Description of the task -> Reproduce every one of the records below word for word, leaving out the pictures.
***** Items *****
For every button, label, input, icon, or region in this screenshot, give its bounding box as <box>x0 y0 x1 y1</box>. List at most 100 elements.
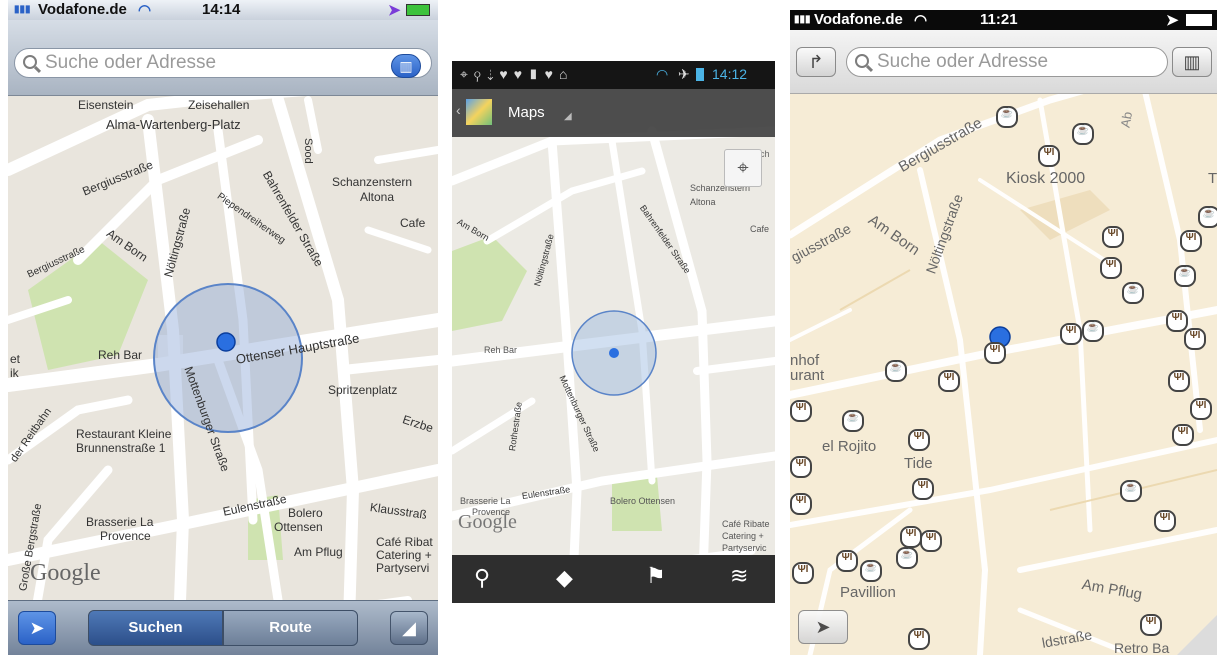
search-icon <box>855 54 869 68</box>
cafe-marker[interactable]: ☕ <box>996 106 1018 128</box>
map-label: Schanzenstern <box>332 175 413 189</box>
restaurant-marker[interactable]: ΨΙ <box>790 400 812 422</box>
map-label: Ottensen <box>274 520 323 534</box>
map-label: Café Ribate <box>722 519 770 529</box>
app-title[interactable]: Maps <box>508 104 545 121</box>
restaurant-marker[interactable]: ΨΙ <box>912 478 934 500</box>
restaurant-marker[interactable]: ΨΙ <box>1154 510 1176 532</box>
cafe-marker[interactable]: ☕ <box>1174 265 1196 287</box>
signal-icon: ▮▮▮ <box>14 4 31 15</box>
directions-icon[interactable]: ◆ <box>556 565 573 591</box>
map-label: Catering + <box>722 531 764 541</box>
map-label: Zeisehallen <box>188 98 250 112</box>
restaurant-marker[interactable]: ΨΙ <box>1038 145 1060 167</box>
status-bar: ▮▮▮ Vodafone.de ◠ 11:21 ➤ <box>790 10 1217 30</box>
page-curl-button[interactable]: ◢ <box>390 611 428 645</box>
poi-label: urant <box>790 367 825 384</box>
back-icon[interactable]: ‹ <box>456 102 461 118</box>
status-bar: ⌖⚲⇣♥♥▮♥⌂ ◠ ✈ 14:12 <box>452 61 775 89</box>
restaurant-marker[interactable]: ΨΙ <box>1180 230 1202 252</box>
status-bar: ▮▮▮ Vodafone.de ◠ 14:14 ➤ <box>8 0 438 20</box>
restaurant-marker[interactable]: ΨΙ <box>984 342 1006 364</box>
restaurant-marker[interactable]: ΨΙ <box>1060 323 1082 345</box>
search-input[interactable]: Suche oder Adresse <box>14 48 432 78</box>
cafe-marker[interactable]: ☕ <box>1072 123 1094 145</box>
tab-search[interactable]: Suchen <box>88 610 223 646</box>
poi-label: Pavillion <box>840 584 896 601</box>
dropdown-icon[interactable]: ◢ <box>564 111 572 122</box>
cafe-marker[interactable]: ☕ <box>1120 480 1142 502</box>
restaurant-marker[interactable]: ΨΙ <box>1102 226 1124 248</box>
battery-icon <box>406 4 430 16</box>
restaurant-marker[interactable]: ΨΙ <box>900 526 922 548</box>
bottom-action-bar: ⚲ ◆ ⚑ ≋ <box>452 555 775 603</box>
my-location-button[interactable]: ⌖ <box>724 149 762 187</box>
map-label: Café Ribat <box>376 535 433 549</box>
restaurant-marker[interactable]: ΨΙ <box>920 530 942 552</box>
map-label: Partyservi <box>376 561 430 575</box>
poi-label: Kiosk 2000 <box>1006 170 1086 187</box>
map-label: Restaurant Kleine <box>76 427 172 441</box>
location-arrow-icon: ➤ <box>388 2 401 19</box>
action-bar: ‹ Maps ◢ <box>452 89 775 137</box>
map-label: Catering + <box>376 548 432 562</box>
current-location-button[interactable]: ➤ <box>18 611 56 645</box>
restaurant-marker[interactable]: ΨΙ <box>1172 424 1194 446</box>
page-curl-button[interactable] <box>1177 615 1217 655</box>
map-label: Bolero Ottensen <box>610 496 676 506</box>
restaurant-marker[interactable]: ΨΙ <box>1190 398 1212 420</box>
cafe-marker[interactable]: ☕ <box>1082 320 1104 342</box>
restaurant-marker[interactable]: ΨΙ <box>938 370 960 392</box>
map-label: Cafe <box>400 216 426 230</box>
map-canvas[interactable]: Bergiusstraße Kiosk 2000 Am Born Nölting… <box>790 10 1217 655</box>
restaurant-marker[interactable]: ΨΙ <box>908 429 930 451</box>
maps-app-icon <box>466 99 492 125</box>
carrier-name: Vodafone.de <box>38 1 127 18</box>
restaurant-marker[interactable]: ΨΙ <box>1166 310 1188 332</box>
search-icon[interactable]: ⚲ <box>474 565 490 591</box>
search-input[interactable]: Suche oder Adresse <box>846 47 1168 77</box>
search-header: Suche oder Adresse ▥ <box>8 20 438 96</box>
google-logo: Google <box>458 511 517 533</box>
map-canvas[interactable]: Hohenesch Schanzenstern Altona Cafe Am B… <box>452 61 775 603</box>
map-label: Partyservic <box>722 543 767 553</box>
tab-route[interactable]: Route <box>223 610 358 646</box>
cafe-marker[interactable]: ☕ <box>896 547 918 569</box>
wifi-icon: ◠ <box>656 66 669 82</box>
notification-icons: ⌖⚲⇣♥♥▮♥⌂ <box>460 66 574 82</box>
restaurant-marker[interactable]: ΨΙ <box>1100 257 1122 279</box>
bookmark-icon[interactable]: ▥ <box>1172 47 1212 77</box>
cafe-marker[interactable]: ☕ <box>842 410 864 432</box>
map-label: Reh Bar <box>98 348 143 362</box>
battery-icon <box>696 68 704 81</box>
restaurant-marker[interactable]: ΨΙ <box>792 562 814 584</box>
map-canvas[interactable]: Eisenstein Zeisehallen Alma-Wartenberg-P… <box>8 0 438 655</box>
map-label: Cafe <box>750 224 770 234</box>
restaurant-marker[interactable]: ΨΙ <box>1168 370 1190 392</box>
cafe-marker[interactable]: ☕ <box>885 360 907 382</box>
map-label: ik <box>10 366 19 380</box>
directions-button[interactable]: ↱ <box>796 47 836 77</box>
layers-icon[interactable]: ≋ <box>730 563 748 589</box>
restaurant-marker[interactable]: ΨΙ <box>1140 614 1162 636</box>
battery-icon <box>1186 14 1212 26</box>
restaurant-marker[interactable]: ΨΙ <box>908 628 930 650</box>
map-label: Brasserie La <box>460 496 511 506</box>
places-icon[interactable]: ⚑ <box>646 563 666 589</box>
restaurant-marker[interactable]: ΨΙ <box>790 456 812 478</box>
search-placeholder: Suche oder Adresse <box>877 51 1049 72</box>
restaurant-marker[interactable]: ΨΙ <box>836 550 858 572</box>
carrier-name: Vodafone.de <box>814 11 903 28</box>
bookmark-icon[interactable]: ▥ <box>391 54 421 78</box>
cafe-marker[interactable]: ☕ <box>860 560 882 582</box>
poi-label: Retro Ba <box>1114 640 1170 655</box>
cafe-marker[interactable]: ☕ <box>1198 206 1217 228</box>
poi-label: Tide <box>904 455 933 472</box>
restaurant-marker[interactable]: ΨΙ <box>1184 328 1206 350</box>
android-google-maps-screen: Hohenesch Schanzenstern Altona Cafe Am B… <box>452 61 775 603</box>
restaurant-marker[interactable]: ΨΙ <box>790 493 812 515</box>
poi-label: T <box>1208 170 1217 187</box>
clock: 11:21 <box>980 11 1018 28</box>
current-location-button[interactable]: ➤ <box>798 610 848 644</box>
cafe-marker[interactable]: ☕ <box>1122 282 1144 304</box>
*****
Answer for the task ->
For every button, label, input, icon, or region in this screenshot, give its bounding box as <box>x0 y0 x1 y1</box>. List at most 100 elements.
search-icon <box>855 54 869 68</box>
cafe-marker[interactable]: ☕ <box>996 106 1018 128</box>
map-label: Schanzenstern <box>332 175 413 189</box>
restaurant-marker[interactable]: ΨΙ <box>790 400 812 422</box>
map-label: Ottensen <box>274 520 323 534</box>
map-label: Café Ribate <box>722 519 770 529</box>
app-title[interactable]: Maps <box>508 104 545 121</box>
restaurant-marker[interactable]: ΨΙ <box>912 478 934 500</box>
restaurant-marker[interactable]: ΨΙ <box>1154 510 1176 532</box>
cafe-marker[interactable]: ☕ <box>1174 265 1196 287</box>
signal-icon: ▮▮▮ <box>14 4 31 15</box>
directions-icon[interactable]: ◆ <box>556 565 573 591</box>
map-label: Catering + <box>722 531 764 541</box>
map-label: Zeisehallen <box>188 98 250 112</box>
restaurant-marker[interactable]: ΨΙ <box>1038 145 1060 167</box>
status-bar: ▮▮▮ Vodafone.de ◠ 11:21 ➤ <box>790 10 1217 30</box>
page-curl-button[interactable]: ◢ <box>390 611 428 645</box>
poi-label: urant <box>790 367 825 384</box>
back-icon[interactable]: ‹ <box>456 102 461 118</box>
status-bar: ⌖⚲⇣♥♥▮♥⌂ ◠ ✈ 14:12 <box>452 61 775 89</box>
restaurant-marker[interactable]: ΨΙ <box>1180 230 1202 252</box>
status-bar: ▮▮▮ Vodafone.de ◠ 14:14 ➤ <box>8 0 438 20</box>
restaurant-marker[interactable]: ΨΙ <box>984 342 1006 364</box>
restaurant-marker[interactable]: ΨΙ <box>1060 323 1082 345</box>
search-input[interactable]: Suche oder Adresse <box>14 48 432 78</box>
cafe-marker[interactable]: ☕ <box>1072 123 1094 145</box>
tab-search[interactable]: Suchen <box>88 610 223 646</box>
poi-label: Pavillion <box>840 584 896 601</box>
dropdown-icon[interactable]: ◢ <box>564 111 572 122</box>
cafe-marker[interactable]: ☕ <box>1120 480 1142 502</box>
restaurant-marker[interactable]: ΨΙ <box>1102 226 1124 248</box>
battery-icon <box>406 4 430 16</box>
restaurant-marker[interactable]: ΨΙ <box>900 526 922 548</box>
bottom-action-bar: ⚲ ◆ ⚑ ≋ <box>452 555 775 603</box>
my-location-button[interactable]: ⌖ <box>724 149 762 187</box>
map-label: Café Ribat <box>376 535 433 549</box>
restaurant-marker[interactable]: ΨΙ <box>920 530 942 552</box>
map-label: Partyservi <box>376 561 430 575</box>
poi-label: Kiosk 2000 <box>1006 170 1086 187</box>
map-label: Restaurant Kleine <box>76 427 172 441</box>
location-arrow-icon: ➤ <box>388 2 401 19</box>
action-bar: ‹ Maps ◢ <box>452 89 775 137</box>
map-label: Catering + <box>376 548 432 562</box>
current-location-button[interactable]: ➤ <box>18 611 56 645</box>
restaurant-marker[interactable]: ΨΙ <box>1172 424 1194 446</box>
page-curl-button[interactable] <box>1177 615 1217 655</box>
map-label: Bolero Ottensen <box>610 496 676 506</box>
restaurant-marker[interactable]: ΨΙ <box>1190 398 1212 420</box>
cafe-marker[interactable]: ☕ <box>1082 320 1104 342</box>
restaurant-marker[interactable]: ΨΙ <box>938 370 960 392</box>
map-label: Cafe <box>400 216 426 230</box>
map-canvas[interactable]: Bergiusstraße Kiosk 2000 Am Born Nölting… <box>790 10 1217 655</box>
restaurant-marker[interactable]: ΨΙ <box>908 429 930 451</box>
maps-app-icon <box>466 99 492 125</box>
carrier-name: Vodafone.de <box>38 1 127 18</box>
restaurant-marker[interactable]: ΨΙ <box>1166 310 1188 332</box>
search-icon[interactable]: ⚲ <box>474 565 490 591</box>
search-input[interactable]: Suche oder Adresse <box>846 47 1168 77</box>
search-header: Suche oder Adresse ▥ <box>8 20 438 96</box>
google-logo: Google <box>458 511 517 533</box>
map-canvas[interactable]: Hohenesch Schanzenstern Altona Cafe Am B… <box>452 61 775 603</box>
map-label: Partyservic <box>722 543 767 553</box>
tab-route[interactable]: Route <box>223 610 358 646</box>
cafe-marker[interactable]: ☕ <box>896 547 918 569</box>
wifi-icon: ◠ <box>656 66 669 82</box>
notification-icons: ⌖⚲⇣♥♥▮♥⌂ <box>460 66 574 82</box>
restaurant-marker[interactable]: ΨΙ <box>1100 257 1122 279</box>
bookmark-icon[interactable]: ▥ <box>1172 47 1212 77</box>
cafe-marker[interactable]: ☕ <box>842 410 864 432</box>
map-label: Reh Bar <box>98 348 143 362</box>
battery-icon <box>696 68 704 81</box>
restaurant-marker[interactable]: ΨΙ <box>792 562 814 584</box>
map-canvas[interactable]: Eisenstein Zeisehallen Alma-Wartenberg-P… <box>8 0 438 655</box>
map-label: Cafe <box>750 224 770 234</box>
restaurant-marker[interactable]: ΨΙ <box>1168 370 1190 392</box>
cafe-marker[interactable]: ☕ <box>885 360 907 382</box>
map-label: ik <box>10 366 19 380</box>
directions-button[interactable]: ↱ <box>796 47 836 77</box>
layers-icon[interactable]: ≋ <box>730 563 748 589</box>
restaurant-marker[interactable]: ΨΙ <box>1140 614 1162 636</box>
battery-icon <box>1186 14 1212 26</box>
restaurant-marker[interactable]: ΨΙ <box>908 628 930 650</box>
map-label: Brasserie La <box>460 496 511 506</box>
places-icon[interactable]: ⚑ <box>646 563 666 589</box>
restaurant-marker[interactable]: ΨΙ <box>790 456 812 478</box>
search-placeholder: Suche oder Adresse <box>877 51 1049 72</box>
restaurant-marker[interactable]: ΨΙ <box>836 550 858 572</box>
carrier-name: Vodafone.de <box>814 11 903 28</box>
bookmark-icon[interactable]: ▥ <box>391 54 421 78</box>
cafe-marker[interactable]: ☕ <box>860 560 882 582</box>
poi-label: Retro Ba <box>1114 640 1170 655</box>
cafe-marker[interactable]: ☕ <box>1198 206 1217 228</box>
poi-label: Tide <box>904 455 933 472</box>
restaurant-marker[interactable]: ΨΙ <box>1184 328 1206 350</box>
android-google-maps-screen: Hohenesch Schanzenstern Altona Cafe Am B… <box>452 61 775 603</box>
restaurant-marker[interactable]: ΨΙ <box>790 493 812 515</box>
poi-label: T <box>1208 170 1217 187</box>
clock: 11:21 <box>980 11 1018 28</box>
current-location-button[interactable]: ➤ <box>798 610 848 644</box>
cafe-marker[interactable]: ☕ <box>1122 282 1144 304</box>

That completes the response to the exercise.